··· Stored rows ···
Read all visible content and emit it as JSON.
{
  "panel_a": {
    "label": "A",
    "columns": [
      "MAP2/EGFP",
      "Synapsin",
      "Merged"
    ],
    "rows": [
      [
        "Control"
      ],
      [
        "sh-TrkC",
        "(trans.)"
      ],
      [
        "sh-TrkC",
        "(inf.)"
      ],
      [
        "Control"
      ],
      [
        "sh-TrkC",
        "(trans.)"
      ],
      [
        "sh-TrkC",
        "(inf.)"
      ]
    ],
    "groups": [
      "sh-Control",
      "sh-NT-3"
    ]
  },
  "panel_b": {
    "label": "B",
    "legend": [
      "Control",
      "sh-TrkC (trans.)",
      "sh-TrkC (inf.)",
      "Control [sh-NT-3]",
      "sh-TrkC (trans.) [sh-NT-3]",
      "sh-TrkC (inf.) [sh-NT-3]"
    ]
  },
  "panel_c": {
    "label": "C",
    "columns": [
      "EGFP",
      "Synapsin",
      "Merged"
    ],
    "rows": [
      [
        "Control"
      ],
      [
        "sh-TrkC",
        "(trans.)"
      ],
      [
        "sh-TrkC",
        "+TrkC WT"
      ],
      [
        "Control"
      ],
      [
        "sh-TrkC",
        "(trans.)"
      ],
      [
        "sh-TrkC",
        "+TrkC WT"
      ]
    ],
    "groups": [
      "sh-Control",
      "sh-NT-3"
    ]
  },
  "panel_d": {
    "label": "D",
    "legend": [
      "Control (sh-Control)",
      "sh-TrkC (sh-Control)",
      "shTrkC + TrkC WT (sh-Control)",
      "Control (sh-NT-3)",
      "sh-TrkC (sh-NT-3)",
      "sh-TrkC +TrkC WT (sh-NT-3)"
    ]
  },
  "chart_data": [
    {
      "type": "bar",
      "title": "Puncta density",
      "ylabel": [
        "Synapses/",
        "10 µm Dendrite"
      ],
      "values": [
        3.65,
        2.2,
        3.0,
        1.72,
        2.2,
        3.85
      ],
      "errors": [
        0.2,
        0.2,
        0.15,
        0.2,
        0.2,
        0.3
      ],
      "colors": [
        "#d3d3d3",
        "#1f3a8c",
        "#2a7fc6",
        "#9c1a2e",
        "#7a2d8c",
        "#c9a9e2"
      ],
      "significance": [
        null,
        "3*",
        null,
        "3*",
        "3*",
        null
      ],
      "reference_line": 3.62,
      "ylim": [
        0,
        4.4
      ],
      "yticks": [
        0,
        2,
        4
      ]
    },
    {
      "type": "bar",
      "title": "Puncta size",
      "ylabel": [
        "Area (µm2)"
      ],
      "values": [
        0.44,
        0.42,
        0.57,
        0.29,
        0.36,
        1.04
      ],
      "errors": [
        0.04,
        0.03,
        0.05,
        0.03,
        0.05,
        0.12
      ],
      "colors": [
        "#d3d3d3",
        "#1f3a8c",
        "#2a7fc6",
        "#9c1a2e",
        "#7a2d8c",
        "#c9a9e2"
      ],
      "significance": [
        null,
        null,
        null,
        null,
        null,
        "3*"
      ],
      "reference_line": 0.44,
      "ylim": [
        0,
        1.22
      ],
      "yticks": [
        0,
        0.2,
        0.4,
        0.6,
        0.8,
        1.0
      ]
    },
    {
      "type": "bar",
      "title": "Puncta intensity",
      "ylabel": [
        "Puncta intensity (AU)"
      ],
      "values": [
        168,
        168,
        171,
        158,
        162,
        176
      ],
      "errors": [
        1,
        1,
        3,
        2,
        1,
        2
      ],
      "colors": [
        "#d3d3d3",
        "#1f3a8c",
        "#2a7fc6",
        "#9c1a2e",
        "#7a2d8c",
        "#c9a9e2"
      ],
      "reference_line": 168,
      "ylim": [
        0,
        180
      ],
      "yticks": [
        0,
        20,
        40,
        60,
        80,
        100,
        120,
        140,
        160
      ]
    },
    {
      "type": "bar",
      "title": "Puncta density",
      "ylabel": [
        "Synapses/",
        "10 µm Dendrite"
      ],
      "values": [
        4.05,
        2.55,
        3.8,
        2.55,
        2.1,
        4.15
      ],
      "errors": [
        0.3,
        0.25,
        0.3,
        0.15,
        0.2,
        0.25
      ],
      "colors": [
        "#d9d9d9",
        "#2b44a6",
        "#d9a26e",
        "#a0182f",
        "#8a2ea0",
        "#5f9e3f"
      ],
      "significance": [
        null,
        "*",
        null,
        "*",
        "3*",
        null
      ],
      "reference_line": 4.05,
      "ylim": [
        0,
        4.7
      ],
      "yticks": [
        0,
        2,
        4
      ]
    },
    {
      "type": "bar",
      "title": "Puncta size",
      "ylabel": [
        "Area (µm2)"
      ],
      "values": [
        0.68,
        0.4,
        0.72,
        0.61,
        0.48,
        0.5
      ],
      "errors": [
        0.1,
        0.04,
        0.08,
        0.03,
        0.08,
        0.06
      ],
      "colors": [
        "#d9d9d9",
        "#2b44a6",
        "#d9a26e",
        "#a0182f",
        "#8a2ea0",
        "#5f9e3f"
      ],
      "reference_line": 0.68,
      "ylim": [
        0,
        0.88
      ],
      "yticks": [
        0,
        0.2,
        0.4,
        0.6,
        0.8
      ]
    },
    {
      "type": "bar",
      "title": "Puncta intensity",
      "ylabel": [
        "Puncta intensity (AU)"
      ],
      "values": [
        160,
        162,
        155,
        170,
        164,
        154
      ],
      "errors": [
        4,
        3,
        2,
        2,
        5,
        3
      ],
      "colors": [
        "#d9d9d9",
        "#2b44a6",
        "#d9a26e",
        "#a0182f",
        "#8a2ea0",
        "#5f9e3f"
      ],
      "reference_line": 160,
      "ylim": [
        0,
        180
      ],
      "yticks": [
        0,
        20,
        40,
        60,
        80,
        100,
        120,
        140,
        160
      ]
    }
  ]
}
···
▸ **What is expected**:
Copy out the full set of records precisely, leaving nothing out.

▸ **Response to the task**:
Read all visible content and emit it as JSON.
{
  "panel_a": {
    "label": "A",
    "columns": [
      "MAP2/EGFP",
      "Synapsin",
      "Merged"
    ],
    "rows": [
      [
        "Control"
      ],
      [
        "sh-TrkC",
        "(trans.)"
      ],
      [
        "sh-TrkC",
        "(inf.)"
      ],
      [
        "Control"
      ],
      [
        "sh-TrkC",
        "(trans.)"
      ],
      [
        "sh-TrkC",
        "(inf.)"
      ]
    ],
    "groups": [
      "sh-Control",
      "sh-NT-3"
    ]
  },
  "panel_b": {
    "label": "B",
    "legend": [
      "Control",
      "sh-TrkC (trans.)",
      "sh-TrkC (inf.)",
      "Control [sh-NT-3]",
      "sh-TrkC (trans.) [sh-NT-3]",
      "sh-TrkC (inf.) [sh-NT-3]"
    ]
  },
  "panel_c": {
    "label": "C",
    "columns": [
      "EGFP",
      "Synapsin",
      "Merged"
    ],
    "rows": [
      [
        "Control"
      ],
      [
        "sh-TrkC",
        "(trans.)"
      ],
      [
        "sh-TrkC",
        "+TrkC WT"
      ],
      [
        "Control"
      ],
      [
        "sh-TrkC",
        "(trans.)"
      ],
      [
        "sh-TrkC",
        "+TrkC WT"
      ]
    ],
    "groups": [
      "sh-Control",
      "sh-NT-3"
    ]
  },
  "panel_d": {
    "label": "D",
    "legend": [
      "Control (sh-Control)",
      "sh-TrkC (sh-Control)",
      "shTrkC + TrkC WT (sh-Control)",
      "Control (sh-NT-3)",
      "sh-TrkC (sh-NT-3)",
      "sh-TrkC +TrkC WT (sh-NT-3)"
    ]
  },
  "chart_data": [
    {
      "type": "bar",
      "title": "Puncta density",
      "ylabel": [
        "Synapses/",
        "10 µm Dendrite"
      ],
      "values": [
        3.65,
        2.2,
        3.0,
        1.72,
        2.2,
        3.85
      ],
      "errors": [
        0.2,
        0.2,
        0.15,
        0.2,
        0.2,
        0.3
      ],
      "colors": [
        "#d3d3d3",
        "#1f3a8c",
        "#2a7fc6",
        "#9c1a2e",
        "#7a2d8c",
        "#c9a9e2"
      ],
      "significance": [
        null,
        "3*",
        null,
        "3*",
        "3*",
        null
      ],
      "reference_line": 3.62,
      "ylim": [
        0,
        4.4
      ],
      "yticks": [
        0,
        2,
        4
      ]
    },
    {
      "type": "bar",
      "title": "Puncta size",
      "ylabel": [
        "Area (µm2)"
      ],
      "values": [
        0.44,
        0.42,
        0.57,
        0.29,
        0.36,
        1.04
      ],
      "errors": [
        0.04,
        0.03,
        0.05,
        0.03,
        0.05,
        0.12
      ],
      "colors": [
        "#d3d3d3",
        "#1f3a8c",
        "#2a7fc6",
        "#9c1a2e",
        "#7a2d8c",
        "#c9a9e2"
      ],
      "significance": [
        null,
        null,
        null,
        null,
        null,
        "3*"
      ],
      "reference_line": 0.44,
      "ylim": [
        0,
        1.22
      ],
      "yticks": [
        0,
        0.2,
        0.4,
        0.6,
        0.8,
        1.0
      ]
    },
    {
      "type": "bar",
      "title": "Puncta intensity",
      "ylabel": [
        "Puncta intensity (AU)"
      ],
      "values": [
        168,
        168,
        171,
        158,
        162,
        176
      ],
      "errors": [
        1,
        1,
        3,
        2,
        1,
        2
      ],
      "colors": [
        "#d3d3d3",
        "#1f3a8c",
        "#2a7fc6",
        "#9c1a2e",
        "#7a2d8c",
        "#c9a9e2"
      ],
      "reference_line": 168,
      "ylim": [
        0,
        180
      ],
      "yticks": [
        0,
        20,
        40,
        60,
        80,
        100,
        120,
        140,
        160
      ]
    },
    {
      "type": "bar",
      "title": "Puncta density",
      "ylabel": [
        "Synapses/",
        "10 µm Dendrite"
      ],
      "values": [
        4.05,
        2.55,
        3.8,
        2.55,
        2.1,
        4.15
      ],
      "errors": [
        0.3,
        0.25,
        0.3,
        0.15,
        0.2,
        0.25
      ],
      "colors": [
        "#d9d9d9",
        "#2b44a6",
        "#d9a26e",
        "#a0182f",
        "#8a2ea0",
        "#5f9e3f"
      ],
      "significance": [
        null,
        "*",
        null,
        "*",
        "3*",
        null
      ],
      "reference_line": 4.05,
      "ylim": [
        0,
        4.7
      ],
      "yticks": [
        0,
        2,
        4
      ]
    },
    {
      "type": "bar",
      "title": "Puncta size",
      "ylabel": [
        "Area (µm2)"
      ],
      "values": [
        0.68,
        0.4,
        0.72,
        0.61,
        0.48,
        0.5
      ],
      "errors": [
        0.1,
        0.04,
        0.08,
        0.03,
        0.08,
        0.06
      ],
      "colors": [
        "#d9d9d9",
        "#2b44a6",
        "#d9a26e",
        "#a0182f",
        "#8a2ea0",
        "#5f9e3f"
      ],
      "reference_line": 0.68,
      "ylim": [
        0,
        0.88
      ],
      "yticks": [
        0,
        0.2,
        0.4,
        0.6,
        0.8
      ]
    },
    {
      "type": "bar",
      "title": "Puncta intensity",
      "ylabel": [
        "Puncta intensity (AU)"
      ],
      "values": [
        160,
        162,
        155,
        170,
        164,
        154
      ],
      "errors": [
        4,
        3,
        2,
        2,
        5,
        3
      ],
      "colors": [
        "#d9d9d9",
        "#2b44a6",
        "#d9a26e",
        "#a0182f",
        "#8a2ea0",
        "#5f9e3f"
      ],
      "reference_line": 160,
      "ylim": [
        0,
        180
      ],
      "yticks": [
        0,
        20,
        40,
        60,
        80,
        100,
        120,
        140,
        160
      ]
    }
  ]
}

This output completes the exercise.